TASK BRIEF
In the text about Svelte Native below, copy word for word the part that begins with "Svelte Native is" and ends with "the Svelte framework?".

Svelte Native is a community-led integration that extends NativeScript into the popular new framework known as Svelte. These are exciting times for NativeScript, as today the core team directly supports Angular and Vue.js, with the community offering early support for React and Svelte.
Curious about Svelte? Svelte was created by Rich Harris to build fast apps. Read more about Svelte and Svelte Native in this intro blog post by Rob Lauer.
What follows is a brief interview with Svelte Native creator, David Pershouse:
What is your technical background?
Always been a fan of programming after learning on the Commodore 64. I enjoy all types of programming. I have built games, databases, windows line of business applications.
What initially drew you to the Svelte framework?
I was a late comer to Svelte, getting interested in it only when 3.0.0 was in the works. I had used Rich Harris's RactiveJS for a couple of large customer projects and enjoyed the experience, so I knew that Svelte would be well designed, especially v3. The major version bump would allow those rough edges to be removed that require breaking changes.

DATA FOR REVIEW

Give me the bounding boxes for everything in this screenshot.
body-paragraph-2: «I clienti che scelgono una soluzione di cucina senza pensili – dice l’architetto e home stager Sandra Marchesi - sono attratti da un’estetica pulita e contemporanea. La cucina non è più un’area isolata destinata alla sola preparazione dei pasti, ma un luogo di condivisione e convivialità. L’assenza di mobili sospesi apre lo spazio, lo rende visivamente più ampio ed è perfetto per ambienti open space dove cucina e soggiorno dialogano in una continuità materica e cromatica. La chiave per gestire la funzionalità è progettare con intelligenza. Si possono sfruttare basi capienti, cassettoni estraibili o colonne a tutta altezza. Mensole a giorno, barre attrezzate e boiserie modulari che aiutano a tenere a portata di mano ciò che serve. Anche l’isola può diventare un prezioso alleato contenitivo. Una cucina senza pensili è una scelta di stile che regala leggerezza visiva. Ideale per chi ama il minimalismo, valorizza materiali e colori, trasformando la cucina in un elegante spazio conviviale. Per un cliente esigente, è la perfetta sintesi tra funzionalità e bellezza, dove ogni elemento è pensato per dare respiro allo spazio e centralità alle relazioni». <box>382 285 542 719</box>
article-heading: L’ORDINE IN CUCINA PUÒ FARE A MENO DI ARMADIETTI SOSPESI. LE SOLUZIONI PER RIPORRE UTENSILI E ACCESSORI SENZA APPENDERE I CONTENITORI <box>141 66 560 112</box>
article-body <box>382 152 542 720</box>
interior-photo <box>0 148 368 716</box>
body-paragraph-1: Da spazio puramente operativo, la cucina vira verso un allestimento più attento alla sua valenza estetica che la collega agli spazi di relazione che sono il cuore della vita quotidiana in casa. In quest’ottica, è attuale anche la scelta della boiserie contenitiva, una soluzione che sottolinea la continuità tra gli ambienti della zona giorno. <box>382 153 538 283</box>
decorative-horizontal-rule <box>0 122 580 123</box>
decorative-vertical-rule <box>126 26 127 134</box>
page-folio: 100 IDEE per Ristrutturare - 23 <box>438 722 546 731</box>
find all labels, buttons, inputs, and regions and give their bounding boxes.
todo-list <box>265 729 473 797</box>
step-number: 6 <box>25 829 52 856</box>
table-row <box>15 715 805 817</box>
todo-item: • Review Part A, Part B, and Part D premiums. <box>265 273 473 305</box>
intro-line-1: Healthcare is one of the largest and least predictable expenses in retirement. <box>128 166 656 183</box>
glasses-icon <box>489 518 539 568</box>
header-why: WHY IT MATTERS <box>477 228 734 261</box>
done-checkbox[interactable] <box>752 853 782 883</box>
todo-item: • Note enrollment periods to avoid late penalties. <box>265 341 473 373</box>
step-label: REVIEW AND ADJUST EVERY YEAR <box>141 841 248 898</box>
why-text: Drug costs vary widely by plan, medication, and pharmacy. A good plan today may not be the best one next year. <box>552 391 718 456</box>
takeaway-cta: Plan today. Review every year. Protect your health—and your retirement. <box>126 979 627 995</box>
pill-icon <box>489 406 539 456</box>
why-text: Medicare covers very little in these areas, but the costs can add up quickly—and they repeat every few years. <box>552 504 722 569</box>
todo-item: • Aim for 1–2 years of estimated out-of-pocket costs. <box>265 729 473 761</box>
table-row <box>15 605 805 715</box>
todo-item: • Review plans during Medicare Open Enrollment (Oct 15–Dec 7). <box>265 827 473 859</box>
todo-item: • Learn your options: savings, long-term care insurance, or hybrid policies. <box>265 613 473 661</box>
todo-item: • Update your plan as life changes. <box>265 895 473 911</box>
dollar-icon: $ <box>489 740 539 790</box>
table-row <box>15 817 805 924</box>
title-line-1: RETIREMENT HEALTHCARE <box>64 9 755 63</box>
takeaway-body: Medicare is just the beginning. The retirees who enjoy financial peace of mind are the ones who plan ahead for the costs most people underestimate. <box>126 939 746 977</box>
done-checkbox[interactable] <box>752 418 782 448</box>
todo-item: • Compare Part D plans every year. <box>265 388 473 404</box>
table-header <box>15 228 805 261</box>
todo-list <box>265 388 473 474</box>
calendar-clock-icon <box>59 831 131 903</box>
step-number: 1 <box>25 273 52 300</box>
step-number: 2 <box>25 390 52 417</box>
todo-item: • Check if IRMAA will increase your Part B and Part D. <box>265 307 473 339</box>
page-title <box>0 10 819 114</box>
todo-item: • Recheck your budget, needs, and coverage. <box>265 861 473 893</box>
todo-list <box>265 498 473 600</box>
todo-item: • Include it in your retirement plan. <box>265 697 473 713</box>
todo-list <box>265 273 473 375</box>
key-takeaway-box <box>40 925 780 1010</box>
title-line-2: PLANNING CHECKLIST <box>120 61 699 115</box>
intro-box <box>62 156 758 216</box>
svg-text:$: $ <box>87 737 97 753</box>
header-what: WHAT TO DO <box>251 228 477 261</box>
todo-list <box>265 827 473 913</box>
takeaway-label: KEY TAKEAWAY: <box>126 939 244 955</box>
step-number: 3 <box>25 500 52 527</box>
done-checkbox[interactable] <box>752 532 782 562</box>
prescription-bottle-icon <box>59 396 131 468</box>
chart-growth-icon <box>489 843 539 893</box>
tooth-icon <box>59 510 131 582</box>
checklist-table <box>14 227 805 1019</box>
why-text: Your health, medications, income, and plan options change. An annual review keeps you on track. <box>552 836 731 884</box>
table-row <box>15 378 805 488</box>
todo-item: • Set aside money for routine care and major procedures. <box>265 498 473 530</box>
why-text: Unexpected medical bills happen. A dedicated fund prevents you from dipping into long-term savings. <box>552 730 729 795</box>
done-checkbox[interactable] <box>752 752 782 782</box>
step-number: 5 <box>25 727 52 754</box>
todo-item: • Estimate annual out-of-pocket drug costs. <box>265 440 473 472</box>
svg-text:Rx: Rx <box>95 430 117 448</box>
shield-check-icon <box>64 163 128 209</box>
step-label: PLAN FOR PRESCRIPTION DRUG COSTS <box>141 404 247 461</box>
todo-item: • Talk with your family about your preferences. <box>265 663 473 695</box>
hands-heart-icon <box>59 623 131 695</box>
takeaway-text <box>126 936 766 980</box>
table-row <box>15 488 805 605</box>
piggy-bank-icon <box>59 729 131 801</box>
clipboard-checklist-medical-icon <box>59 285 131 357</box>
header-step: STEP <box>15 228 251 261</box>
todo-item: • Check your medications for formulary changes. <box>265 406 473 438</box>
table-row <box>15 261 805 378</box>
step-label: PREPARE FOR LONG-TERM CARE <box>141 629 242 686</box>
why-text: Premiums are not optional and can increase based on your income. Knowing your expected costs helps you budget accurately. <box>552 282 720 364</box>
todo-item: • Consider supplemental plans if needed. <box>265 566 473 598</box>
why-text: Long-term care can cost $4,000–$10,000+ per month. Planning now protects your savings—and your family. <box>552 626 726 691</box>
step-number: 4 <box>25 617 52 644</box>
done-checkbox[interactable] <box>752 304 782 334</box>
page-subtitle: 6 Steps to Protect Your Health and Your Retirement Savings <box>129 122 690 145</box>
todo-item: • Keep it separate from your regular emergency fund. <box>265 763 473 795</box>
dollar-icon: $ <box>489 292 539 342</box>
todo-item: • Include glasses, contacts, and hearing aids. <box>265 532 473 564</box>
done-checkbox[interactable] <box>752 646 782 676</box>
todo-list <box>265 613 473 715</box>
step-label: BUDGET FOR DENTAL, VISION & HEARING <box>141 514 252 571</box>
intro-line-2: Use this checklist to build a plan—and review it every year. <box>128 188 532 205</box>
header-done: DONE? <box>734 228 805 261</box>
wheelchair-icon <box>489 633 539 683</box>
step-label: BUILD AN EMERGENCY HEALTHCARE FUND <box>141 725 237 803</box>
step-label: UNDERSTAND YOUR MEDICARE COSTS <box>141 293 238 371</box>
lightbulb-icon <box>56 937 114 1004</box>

TASK RESPONSE
Svelte Native is a community-led integration that extends NativeScript into the popular new framework known as Svelte. These are exciting times for NativeScript, as today the core team directly supports Angular and Vue.js, with the community offering early support for React and Svelte.
Curious about Svelte? Svelte was created by Rich Harris to build fast apps. Read more about Svelte and Svelte Native in this intro blog post by Rob Lauer.
What follows is a brief interview with Svelte Native creator, David Pershouse:
What is your technical background?
Always been a fan of programming after learning on the Commodore 64. I enjoy all types of programming. I have built games, databases, windows line of business applications.
What initially drew you to the Svelte framework?